START Source records

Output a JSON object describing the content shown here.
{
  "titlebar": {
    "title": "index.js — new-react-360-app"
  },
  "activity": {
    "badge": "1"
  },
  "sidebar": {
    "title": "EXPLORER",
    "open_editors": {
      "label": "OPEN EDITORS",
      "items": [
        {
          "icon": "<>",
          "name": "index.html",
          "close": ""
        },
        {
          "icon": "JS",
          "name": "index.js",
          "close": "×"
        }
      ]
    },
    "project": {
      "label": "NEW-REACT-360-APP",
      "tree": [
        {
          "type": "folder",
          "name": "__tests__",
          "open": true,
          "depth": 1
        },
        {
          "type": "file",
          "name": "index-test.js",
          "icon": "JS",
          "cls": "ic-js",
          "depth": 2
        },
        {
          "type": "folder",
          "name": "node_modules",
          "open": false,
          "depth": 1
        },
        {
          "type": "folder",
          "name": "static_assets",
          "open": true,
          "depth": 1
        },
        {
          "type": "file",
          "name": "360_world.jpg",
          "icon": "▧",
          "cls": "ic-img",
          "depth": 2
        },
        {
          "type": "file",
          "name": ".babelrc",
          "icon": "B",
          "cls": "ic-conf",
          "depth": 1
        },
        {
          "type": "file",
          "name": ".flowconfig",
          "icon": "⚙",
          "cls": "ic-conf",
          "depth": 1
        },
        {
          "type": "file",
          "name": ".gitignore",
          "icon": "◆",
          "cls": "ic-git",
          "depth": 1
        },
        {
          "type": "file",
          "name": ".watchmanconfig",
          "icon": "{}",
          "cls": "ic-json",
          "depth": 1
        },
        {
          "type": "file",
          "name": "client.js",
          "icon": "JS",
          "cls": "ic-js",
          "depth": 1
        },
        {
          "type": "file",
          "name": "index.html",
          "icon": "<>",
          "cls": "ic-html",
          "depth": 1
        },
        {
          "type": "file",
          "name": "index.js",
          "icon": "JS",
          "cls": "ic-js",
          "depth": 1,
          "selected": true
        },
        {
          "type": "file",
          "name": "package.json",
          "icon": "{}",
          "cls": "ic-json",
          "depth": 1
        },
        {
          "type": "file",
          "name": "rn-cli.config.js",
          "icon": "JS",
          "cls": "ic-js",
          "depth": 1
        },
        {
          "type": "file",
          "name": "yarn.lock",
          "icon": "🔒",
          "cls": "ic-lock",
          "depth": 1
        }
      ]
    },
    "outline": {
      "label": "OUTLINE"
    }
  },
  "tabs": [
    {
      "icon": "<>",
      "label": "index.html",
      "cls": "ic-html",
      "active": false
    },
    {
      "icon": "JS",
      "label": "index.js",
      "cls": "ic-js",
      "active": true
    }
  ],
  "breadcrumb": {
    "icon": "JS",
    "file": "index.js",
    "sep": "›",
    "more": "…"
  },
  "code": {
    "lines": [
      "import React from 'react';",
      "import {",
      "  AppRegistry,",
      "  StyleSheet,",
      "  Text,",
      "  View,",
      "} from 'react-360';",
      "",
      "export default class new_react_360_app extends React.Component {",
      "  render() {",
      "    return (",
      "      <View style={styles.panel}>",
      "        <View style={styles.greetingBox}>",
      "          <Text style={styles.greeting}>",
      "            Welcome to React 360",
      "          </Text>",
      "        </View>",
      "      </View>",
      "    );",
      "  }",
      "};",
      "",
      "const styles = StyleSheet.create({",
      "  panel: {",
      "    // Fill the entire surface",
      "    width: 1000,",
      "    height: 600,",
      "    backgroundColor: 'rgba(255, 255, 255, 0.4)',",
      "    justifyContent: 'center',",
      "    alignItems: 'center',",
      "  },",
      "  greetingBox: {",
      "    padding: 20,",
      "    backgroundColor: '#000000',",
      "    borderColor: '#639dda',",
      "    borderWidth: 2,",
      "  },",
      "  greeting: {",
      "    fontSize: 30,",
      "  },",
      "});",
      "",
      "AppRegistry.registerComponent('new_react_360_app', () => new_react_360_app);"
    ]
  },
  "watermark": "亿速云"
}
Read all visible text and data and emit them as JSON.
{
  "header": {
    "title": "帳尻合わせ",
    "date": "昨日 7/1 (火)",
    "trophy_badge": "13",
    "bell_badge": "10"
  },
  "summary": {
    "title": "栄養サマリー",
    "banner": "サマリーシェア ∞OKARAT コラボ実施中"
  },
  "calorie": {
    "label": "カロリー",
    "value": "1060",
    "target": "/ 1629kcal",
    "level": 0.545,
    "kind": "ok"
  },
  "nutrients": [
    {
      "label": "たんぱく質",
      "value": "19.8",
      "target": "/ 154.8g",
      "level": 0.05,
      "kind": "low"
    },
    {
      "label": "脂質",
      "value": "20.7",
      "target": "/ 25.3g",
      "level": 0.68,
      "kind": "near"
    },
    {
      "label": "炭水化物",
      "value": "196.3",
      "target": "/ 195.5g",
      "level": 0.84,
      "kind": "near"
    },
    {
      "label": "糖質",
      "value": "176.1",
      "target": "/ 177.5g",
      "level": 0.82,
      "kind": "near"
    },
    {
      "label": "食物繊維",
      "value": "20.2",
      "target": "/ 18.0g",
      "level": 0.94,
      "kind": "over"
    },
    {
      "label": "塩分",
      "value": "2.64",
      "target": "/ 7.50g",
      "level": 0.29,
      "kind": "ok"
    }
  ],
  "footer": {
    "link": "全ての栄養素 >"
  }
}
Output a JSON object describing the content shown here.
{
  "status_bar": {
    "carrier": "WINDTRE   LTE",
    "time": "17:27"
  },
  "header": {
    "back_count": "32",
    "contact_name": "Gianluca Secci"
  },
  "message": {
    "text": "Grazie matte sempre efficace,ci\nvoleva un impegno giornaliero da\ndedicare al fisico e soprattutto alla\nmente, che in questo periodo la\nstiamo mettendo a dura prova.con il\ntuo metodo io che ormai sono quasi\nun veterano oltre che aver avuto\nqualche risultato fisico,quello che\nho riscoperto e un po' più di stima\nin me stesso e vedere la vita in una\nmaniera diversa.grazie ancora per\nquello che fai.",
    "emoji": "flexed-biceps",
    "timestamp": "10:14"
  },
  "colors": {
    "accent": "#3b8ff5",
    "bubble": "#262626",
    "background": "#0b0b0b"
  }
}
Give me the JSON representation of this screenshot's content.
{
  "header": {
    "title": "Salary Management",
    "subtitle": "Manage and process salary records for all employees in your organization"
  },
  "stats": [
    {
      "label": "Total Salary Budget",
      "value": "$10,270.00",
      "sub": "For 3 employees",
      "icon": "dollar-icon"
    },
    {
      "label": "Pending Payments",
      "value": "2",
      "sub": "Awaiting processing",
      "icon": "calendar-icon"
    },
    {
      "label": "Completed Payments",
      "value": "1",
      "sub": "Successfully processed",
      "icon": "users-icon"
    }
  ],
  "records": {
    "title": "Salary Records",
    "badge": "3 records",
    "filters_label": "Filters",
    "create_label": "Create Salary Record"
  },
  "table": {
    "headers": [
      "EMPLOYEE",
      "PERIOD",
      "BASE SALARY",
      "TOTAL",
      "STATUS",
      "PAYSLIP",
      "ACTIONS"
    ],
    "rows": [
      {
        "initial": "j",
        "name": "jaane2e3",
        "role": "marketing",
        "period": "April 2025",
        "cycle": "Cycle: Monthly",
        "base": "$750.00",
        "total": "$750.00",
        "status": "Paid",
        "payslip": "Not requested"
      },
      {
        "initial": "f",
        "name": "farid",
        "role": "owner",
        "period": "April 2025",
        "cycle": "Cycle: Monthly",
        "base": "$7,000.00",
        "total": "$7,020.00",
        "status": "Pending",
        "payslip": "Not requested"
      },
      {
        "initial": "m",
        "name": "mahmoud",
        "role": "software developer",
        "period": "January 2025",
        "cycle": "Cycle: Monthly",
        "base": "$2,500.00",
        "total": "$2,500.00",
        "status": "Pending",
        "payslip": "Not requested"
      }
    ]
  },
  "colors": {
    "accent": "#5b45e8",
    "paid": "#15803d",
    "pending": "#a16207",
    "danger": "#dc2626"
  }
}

END Source records

**Written task:** Note each line of the entries that has "role" in it, and copy those lines.

**Response to this task:**
        "role": "marketing",
        "role": "owner",
        "role": "software developer",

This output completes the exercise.